▸ **EXERCISE**
Copy out all lines of the records in which the word "lower" appears.

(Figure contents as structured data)
______________________________
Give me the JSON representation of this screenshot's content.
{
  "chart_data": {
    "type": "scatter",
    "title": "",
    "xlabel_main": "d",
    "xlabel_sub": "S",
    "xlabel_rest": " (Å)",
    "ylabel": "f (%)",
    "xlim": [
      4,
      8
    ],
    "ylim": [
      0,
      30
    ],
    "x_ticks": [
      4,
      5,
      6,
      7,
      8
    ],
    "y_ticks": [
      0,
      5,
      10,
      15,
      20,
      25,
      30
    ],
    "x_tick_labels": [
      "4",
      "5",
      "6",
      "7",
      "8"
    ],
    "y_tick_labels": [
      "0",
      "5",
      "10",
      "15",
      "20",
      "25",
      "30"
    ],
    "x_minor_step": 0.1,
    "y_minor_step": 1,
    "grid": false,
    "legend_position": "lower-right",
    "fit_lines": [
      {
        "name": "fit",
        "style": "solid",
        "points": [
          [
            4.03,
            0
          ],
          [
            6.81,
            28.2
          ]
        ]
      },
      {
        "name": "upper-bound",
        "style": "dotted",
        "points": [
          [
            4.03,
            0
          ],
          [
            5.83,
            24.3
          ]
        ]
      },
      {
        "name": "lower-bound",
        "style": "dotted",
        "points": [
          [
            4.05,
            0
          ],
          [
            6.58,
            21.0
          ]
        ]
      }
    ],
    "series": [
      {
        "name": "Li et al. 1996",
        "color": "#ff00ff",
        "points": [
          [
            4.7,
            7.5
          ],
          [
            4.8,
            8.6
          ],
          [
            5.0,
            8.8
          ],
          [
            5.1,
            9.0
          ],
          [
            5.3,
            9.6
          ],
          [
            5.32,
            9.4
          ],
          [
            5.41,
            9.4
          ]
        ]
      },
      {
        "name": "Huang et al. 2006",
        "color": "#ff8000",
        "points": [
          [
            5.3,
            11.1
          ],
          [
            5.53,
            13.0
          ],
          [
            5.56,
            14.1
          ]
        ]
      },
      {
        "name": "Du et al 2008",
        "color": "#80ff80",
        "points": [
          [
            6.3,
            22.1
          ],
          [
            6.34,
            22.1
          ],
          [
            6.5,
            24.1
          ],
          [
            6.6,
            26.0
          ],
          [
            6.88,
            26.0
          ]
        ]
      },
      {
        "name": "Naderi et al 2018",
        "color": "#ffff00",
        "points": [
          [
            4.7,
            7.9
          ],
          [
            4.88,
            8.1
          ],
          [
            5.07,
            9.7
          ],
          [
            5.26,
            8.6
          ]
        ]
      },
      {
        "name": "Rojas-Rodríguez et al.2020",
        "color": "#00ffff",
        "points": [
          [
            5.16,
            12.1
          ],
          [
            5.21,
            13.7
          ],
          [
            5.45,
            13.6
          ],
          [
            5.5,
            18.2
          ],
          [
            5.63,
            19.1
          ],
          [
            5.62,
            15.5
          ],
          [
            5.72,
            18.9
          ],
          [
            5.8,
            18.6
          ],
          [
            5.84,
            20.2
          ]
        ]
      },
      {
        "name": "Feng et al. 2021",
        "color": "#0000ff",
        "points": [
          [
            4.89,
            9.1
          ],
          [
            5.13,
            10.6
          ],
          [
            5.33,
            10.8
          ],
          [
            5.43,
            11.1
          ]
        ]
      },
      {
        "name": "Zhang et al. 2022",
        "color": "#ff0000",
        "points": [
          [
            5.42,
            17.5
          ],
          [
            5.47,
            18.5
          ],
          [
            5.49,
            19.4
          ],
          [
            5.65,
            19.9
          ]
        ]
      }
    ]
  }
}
______________________________
▸ **THE COMPLETED TASK**
    "legend_position": "lower-right",
        "name": "lower-bound",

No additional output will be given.